### Instructions to follow
Restate the records that follow word for word; no pictures should appear.

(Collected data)
- - -

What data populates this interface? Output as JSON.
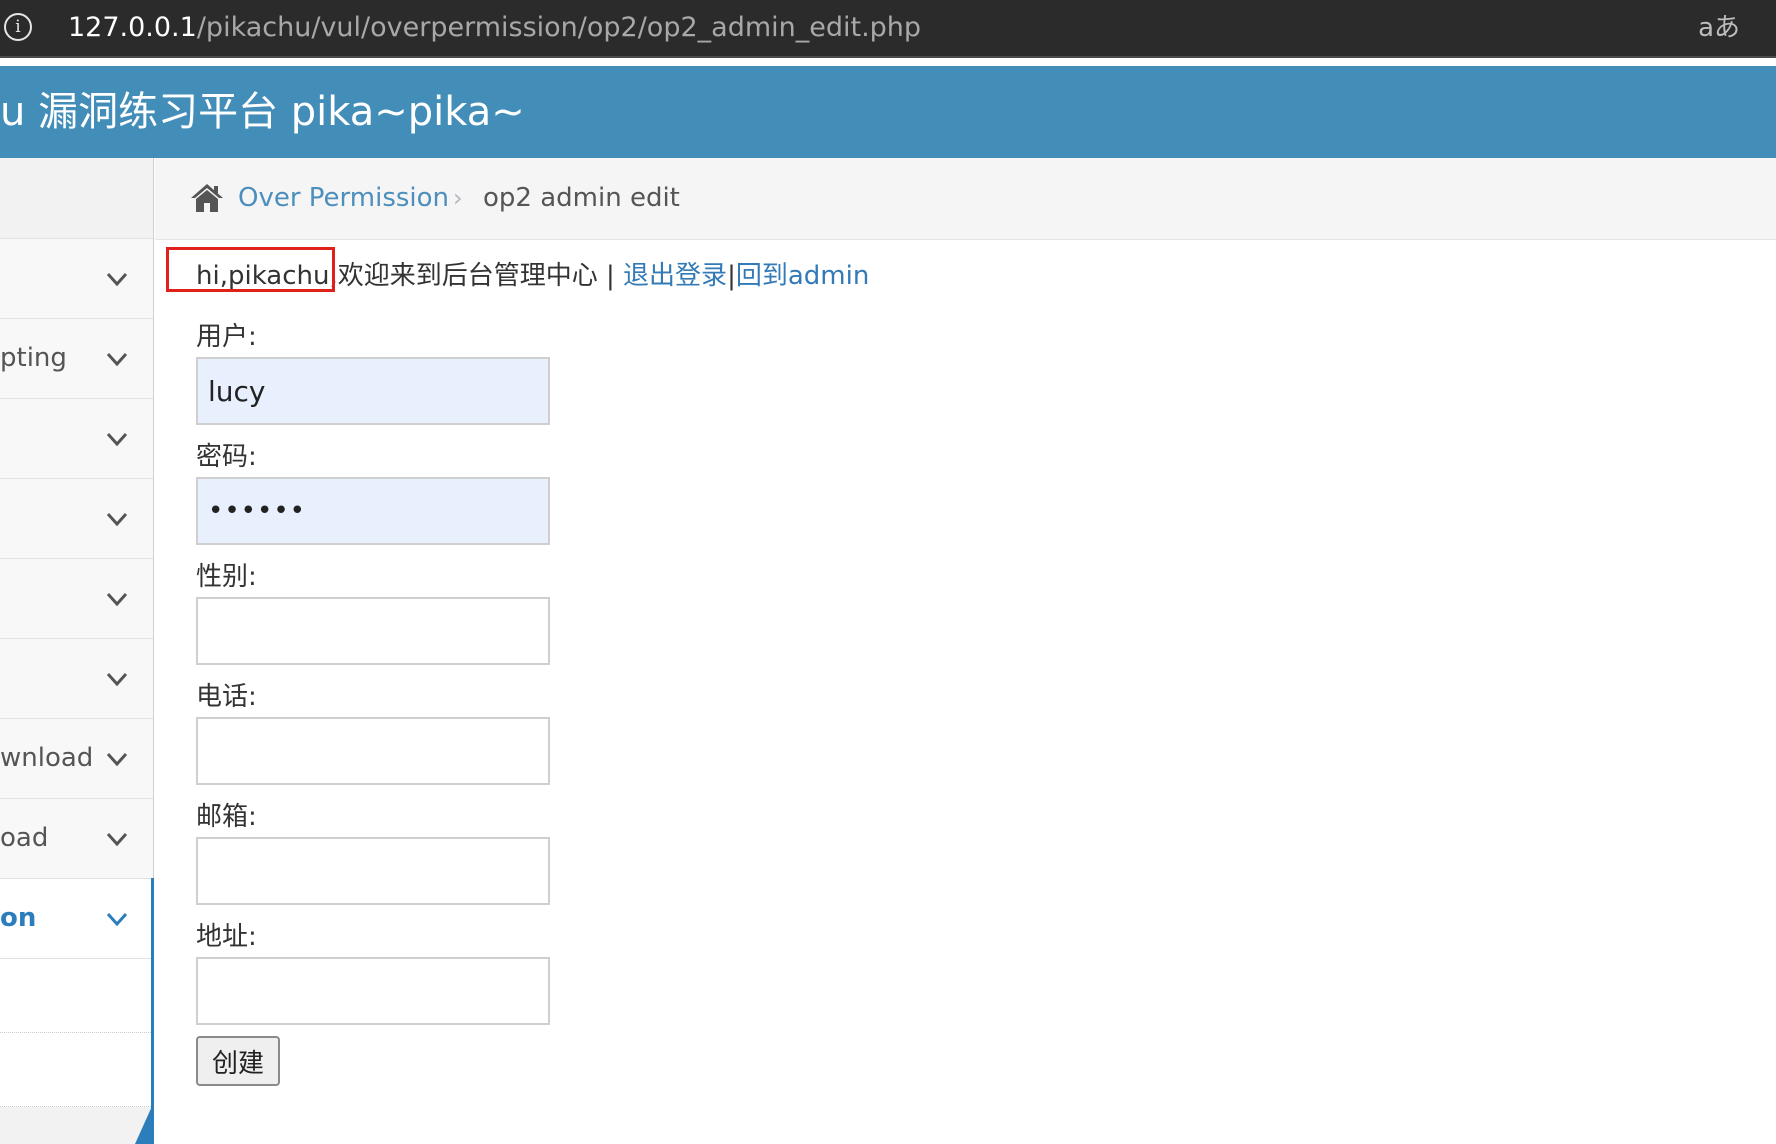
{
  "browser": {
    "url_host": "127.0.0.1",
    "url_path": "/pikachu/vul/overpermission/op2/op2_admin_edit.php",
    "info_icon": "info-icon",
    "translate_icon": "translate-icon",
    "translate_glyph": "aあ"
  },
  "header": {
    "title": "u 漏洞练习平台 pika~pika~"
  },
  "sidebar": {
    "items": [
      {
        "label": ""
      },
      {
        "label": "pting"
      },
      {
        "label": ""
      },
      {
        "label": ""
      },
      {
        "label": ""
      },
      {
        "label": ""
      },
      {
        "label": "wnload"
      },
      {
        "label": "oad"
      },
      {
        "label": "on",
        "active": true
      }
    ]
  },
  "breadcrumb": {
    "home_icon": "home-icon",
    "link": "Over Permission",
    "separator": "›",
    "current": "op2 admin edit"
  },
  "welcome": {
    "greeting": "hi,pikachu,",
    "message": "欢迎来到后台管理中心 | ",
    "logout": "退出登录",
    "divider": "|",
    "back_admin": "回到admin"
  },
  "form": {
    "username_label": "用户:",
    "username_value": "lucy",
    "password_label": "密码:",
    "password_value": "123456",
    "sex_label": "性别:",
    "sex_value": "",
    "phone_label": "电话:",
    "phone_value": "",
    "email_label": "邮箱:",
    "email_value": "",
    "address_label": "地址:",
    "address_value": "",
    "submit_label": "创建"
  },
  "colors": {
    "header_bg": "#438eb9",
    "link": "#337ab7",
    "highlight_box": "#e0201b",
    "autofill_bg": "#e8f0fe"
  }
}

- - -

### Result for this exercise
What data populates this interface? Output as JSON.
{
  "browser": {
    "url_host": "127.0.0.1",
    "url_path": "/pikachu/vul/overpermission/op2/op2_admin_edit.php",
    "info_icon": "info-icon",
    "translate_icon": "translate-icon",
    "translate_glyph": "aあ"
  },
  "header": {
    "title": "u 漏洞练习平台 pika~pika~"
  },
  "sidebar": {
    "items": [
      {
        "label": ""
      },
      {
        "label": "pting"
      },
      {
        "label": ""
      },
      {
        "label": ""
      },
      {
        "label": ""
      },
      {
        "label": ""
      },
      {
        "label": "wnload"
      },
      {
        "label": "oad"
      },
      {
        "label": "on",
        "active": true
      }
    ]
  },
  "breadcrumb": {
    "home_icon": "home-icon",
    "link": "Over Permission",
    "separator": "›",
    "current": "op2 admin edit"
  },
  "welcome": {
    "greeting": "hi,pikachu,",
    "message": "欢迎来到后台管理中心 | ",
    "logout": "退出登录",
    "divider": "|",
    "back_admin": "回到admin"
  },
  "form": {
    "username_label": "用户:",
    "username_value": "lucy",
    "password_label": "密码:",
    "password_value": "123456",
    "sex_label": "性别:",
    "sex_value": "",
    "phone_label": "电话:",
    "phone_value": "",
    "email_label": "邮箱:",
    "email_value": "",
    "address_label": "地址:",
    "address_value": "",
    "submit_label": "创建"
  },
  "colors": {
    "header_bg": "#438eb9",
    "link": "#337ab7",
    "highlight_box": "#e0201b",
    "autofill_bg": "#e8f0fe"
  }
}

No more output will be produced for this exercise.